[Entries with figure data]
━━━
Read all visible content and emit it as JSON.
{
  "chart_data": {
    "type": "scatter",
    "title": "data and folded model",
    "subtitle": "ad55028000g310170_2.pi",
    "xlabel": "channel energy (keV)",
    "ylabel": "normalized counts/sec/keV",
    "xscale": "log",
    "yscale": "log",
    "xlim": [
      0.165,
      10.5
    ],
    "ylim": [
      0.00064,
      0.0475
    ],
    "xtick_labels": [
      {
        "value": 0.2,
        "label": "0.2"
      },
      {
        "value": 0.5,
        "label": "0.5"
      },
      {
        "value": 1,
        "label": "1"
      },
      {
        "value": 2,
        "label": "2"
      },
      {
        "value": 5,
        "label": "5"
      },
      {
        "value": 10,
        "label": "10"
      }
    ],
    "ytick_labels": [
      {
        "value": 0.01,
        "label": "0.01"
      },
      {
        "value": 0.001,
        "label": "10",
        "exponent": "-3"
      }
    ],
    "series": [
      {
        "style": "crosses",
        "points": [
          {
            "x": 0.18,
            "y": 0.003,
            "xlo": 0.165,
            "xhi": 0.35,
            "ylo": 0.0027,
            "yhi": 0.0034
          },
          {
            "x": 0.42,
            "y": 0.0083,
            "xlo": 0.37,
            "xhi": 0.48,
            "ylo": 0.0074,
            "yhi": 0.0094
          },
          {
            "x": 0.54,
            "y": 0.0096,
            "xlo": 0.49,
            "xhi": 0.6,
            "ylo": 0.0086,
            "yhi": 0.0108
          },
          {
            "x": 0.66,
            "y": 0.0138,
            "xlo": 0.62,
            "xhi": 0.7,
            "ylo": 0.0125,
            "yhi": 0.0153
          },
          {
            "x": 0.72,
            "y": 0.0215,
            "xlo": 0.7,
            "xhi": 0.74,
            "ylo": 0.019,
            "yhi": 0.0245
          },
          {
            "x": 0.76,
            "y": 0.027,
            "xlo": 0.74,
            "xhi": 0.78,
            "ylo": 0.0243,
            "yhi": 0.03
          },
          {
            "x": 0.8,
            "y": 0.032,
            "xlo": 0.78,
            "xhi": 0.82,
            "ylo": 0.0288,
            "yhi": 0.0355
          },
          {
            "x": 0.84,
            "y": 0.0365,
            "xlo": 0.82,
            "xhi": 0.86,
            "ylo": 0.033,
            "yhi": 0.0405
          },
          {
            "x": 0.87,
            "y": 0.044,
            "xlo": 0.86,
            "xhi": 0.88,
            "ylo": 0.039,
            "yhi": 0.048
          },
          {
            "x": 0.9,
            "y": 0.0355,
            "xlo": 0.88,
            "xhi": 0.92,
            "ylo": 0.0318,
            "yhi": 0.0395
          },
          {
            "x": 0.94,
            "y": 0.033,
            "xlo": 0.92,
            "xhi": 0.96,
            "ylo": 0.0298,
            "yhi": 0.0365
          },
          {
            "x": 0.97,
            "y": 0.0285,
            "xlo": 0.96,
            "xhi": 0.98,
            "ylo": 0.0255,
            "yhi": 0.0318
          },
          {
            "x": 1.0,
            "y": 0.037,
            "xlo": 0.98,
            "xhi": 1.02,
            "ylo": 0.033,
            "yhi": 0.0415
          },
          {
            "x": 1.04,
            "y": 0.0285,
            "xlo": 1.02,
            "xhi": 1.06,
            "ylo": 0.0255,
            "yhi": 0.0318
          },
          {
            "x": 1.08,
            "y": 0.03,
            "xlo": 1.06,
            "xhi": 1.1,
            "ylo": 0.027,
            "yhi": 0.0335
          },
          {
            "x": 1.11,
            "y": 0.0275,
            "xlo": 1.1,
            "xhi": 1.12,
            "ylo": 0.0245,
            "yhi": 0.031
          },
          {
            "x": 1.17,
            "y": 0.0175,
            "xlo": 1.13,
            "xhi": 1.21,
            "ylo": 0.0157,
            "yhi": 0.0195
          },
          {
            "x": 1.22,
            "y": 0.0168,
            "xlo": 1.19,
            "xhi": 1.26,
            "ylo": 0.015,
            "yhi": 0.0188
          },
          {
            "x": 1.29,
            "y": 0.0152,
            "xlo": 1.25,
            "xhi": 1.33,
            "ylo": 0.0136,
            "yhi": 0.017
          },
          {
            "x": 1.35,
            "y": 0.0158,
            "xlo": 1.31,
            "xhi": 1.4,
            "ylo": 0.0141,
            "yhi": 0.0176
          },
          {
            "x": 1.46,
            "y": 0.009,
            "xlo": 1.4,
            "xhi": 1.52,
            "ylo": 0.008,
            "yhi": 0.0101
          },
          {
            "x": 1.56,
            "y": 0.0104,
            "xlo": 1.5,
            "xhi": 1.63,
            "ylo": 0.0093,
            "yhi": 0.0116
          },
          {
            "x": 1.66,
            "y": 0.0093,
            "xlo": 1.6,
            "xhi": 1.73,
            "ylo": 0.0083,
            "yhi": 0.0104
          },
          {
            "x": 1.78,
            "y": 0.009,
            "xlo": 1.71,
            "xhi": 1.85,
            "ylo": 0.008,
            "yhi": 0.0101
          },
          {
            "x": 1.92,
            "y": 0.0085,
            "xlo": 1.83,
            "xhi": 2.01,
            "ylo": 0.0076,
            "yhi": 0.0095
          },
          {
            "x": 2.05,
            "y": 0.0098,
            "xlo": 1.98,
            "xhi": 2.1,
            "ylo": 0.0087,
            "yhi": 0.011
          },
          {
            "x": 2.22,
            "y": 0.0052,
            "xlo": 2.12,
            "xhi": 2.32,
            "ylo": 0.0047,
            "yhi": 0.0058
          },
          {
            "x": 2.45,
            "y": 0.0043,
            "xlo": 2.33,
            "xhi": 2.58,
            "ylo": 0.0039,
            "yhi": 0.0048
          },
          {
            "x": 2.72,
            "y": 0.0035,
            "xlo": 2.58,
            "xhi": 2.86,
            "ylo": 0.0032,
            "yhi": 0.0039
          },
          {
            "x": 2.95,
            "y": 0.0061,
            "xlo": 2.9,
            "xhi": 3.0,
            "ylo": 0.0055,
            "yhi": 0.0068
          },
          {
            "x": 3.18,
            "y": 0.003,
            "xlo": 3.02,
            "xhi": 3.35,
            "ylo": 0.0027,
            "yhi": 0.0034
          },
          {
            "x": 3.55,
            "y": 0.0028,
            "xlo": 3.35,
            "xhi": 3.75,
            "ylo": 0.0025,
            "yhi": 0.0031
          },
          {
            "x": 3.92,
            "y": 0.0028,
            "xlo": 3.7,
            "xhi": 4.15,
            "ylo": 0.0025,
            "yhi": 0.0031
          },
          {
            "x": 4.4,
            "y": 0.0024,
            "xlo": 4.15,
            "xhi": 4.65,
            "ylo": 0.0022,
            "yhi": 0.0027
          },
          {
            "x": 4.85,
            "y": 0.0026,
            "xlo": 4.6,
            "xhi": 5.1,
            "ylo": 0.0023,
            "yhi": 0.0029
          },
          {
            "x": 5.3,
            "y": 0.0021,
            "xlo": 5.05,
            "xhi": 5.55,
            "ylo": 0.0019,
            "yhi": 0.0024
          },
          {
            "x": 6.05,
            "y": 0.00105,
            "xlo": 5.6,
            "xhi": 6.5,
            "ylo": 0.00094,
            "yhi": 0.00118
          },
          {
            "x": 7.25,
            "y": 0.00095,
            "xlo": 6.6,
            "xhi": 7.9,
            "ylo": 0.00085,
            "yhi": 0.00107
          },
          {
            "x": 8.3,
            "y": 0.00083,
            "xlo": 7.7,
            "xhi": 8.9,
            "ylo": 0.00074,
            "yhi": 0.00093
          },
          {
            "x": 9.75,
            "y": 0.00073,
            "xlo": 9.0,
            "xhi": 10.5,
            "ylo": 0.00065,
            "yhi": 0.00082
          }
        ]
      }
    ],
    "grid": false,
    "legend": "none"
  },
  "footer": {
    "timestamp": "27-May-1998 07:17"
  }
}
━━━
- [Stated exercise]
Check each line above for the string "value", then copy the ones that have it.

- [Written reply]
        "value": 0.2,
        "value": 0.5,
        "value": 1,
        "value": 2,
        "value": 5,
        "value": 10,
        "value": 0.01,
        "value": 0.001,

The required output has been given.